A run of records
BEGIN

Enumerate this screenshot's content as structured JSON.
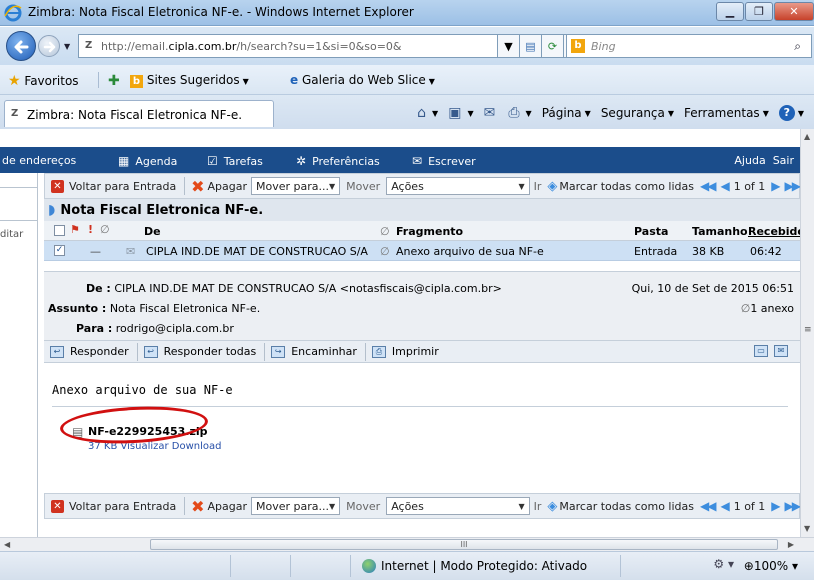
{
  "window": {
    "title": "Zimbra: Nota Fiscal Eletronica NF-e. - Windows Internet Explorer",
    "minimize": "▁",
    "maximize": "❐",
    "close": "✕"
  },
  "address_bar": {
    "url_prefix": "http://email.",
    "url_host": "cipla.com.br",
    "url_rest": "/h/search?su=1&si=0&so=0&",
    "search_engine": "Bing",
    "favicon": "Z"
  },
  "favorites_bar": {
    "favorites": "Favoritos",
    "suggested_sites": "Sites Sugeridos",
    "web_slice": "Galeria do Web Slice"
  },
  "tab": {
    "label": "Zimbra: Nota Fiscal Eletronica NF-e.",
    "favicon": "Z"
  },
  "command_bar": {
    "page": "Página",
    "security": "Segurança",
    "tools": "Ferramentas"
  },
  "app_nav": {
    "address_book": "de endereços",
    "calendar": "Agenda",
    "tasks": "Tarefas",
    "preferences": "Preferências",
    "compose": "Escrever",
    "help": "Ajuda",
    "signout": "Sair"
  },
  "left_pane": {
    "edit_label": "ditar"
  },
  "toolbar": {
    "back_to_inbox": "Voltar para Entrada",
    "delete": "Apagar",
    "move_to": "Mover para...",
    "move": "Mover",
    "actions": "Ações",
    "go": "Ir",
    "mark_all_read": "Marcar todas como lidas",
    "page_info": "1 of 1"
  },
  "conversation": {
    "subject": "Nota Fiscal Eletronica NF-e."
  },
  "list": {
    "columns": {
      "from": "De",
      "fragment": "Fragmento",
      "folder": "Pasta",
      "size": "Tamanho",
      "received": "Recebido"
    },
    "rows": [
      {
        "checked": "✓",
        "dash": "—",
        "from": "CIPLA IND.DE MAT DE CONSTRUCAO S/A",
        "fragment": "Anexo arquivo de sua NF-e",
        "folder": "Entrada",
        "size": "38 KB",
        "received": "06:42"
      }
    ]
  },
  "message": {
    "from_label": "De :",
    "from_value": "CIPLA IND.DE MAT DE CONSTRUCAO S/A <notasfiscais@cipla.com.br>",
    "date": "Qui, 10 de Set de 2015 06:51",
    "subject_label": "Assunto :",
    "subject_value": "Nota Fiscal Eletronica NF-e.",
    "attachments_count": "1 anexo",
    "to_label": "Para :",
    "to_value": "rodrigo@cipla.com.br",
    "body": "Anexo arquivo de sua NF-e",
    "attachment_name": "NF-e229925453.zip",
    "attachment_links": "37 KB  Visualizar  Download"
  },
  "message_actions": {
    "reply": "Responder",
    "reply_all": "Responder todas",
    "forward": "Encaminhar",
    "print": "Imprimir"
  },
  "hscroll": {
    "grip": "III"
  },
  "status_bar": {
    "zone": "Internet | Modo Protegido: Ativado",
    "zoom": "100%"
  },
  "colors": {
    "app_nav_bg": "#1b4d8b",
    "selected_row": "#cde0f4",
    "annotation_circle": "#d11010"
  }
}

END
BEGIN

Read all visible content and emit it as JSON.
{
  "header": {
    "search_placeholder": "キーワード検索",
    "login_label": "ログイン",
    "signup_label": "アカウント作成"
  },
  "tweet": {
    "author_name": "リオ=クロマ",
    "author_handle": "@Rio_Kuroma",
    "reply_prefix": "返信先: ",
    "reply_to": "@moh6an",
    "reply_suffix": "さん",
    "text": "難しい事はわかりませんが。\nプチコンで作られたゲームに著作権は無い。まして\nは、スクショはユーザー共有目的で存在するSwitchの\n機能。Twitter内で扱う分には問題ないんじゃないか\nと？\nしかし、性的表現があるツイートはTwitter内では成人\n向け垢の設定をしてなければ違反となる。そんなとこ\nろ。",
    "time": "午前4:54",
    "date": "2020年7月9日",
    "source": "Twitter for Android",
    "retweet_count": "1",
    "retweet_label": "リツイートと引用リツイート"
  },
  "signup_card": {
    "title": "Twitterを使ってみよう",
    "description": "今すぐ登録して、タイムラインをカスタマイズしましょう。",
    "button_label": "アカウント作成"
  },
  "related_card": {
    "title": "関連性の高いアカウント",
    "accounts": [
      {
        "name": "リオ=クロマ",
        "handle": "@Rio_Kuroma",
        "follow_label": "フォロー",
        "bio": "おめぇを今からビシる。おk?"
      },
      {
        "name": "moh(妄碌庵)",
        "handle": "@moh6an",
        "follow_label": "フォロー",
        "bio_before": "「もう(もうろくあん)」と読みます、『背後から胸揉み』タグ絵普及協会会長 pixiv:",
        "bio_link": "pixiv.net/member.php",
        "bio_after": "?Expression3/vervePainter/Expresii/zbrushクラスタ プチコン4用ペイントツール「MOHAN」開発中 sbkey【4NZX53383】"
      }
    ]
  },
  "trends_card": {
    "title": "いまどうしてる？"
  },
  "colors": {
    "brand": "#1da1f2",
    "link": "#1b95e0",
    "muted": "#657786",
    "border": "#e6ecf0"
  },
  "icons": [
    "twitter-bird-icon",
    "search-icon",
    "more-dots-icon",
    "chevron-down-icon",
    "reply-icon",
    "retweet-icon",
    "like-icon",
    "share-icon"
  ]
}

END

## STATED PROBLEM
The required answer is a single number: the count of lines in the entries that hold the string "Fiscal".

## WRITTEN ANSWER
4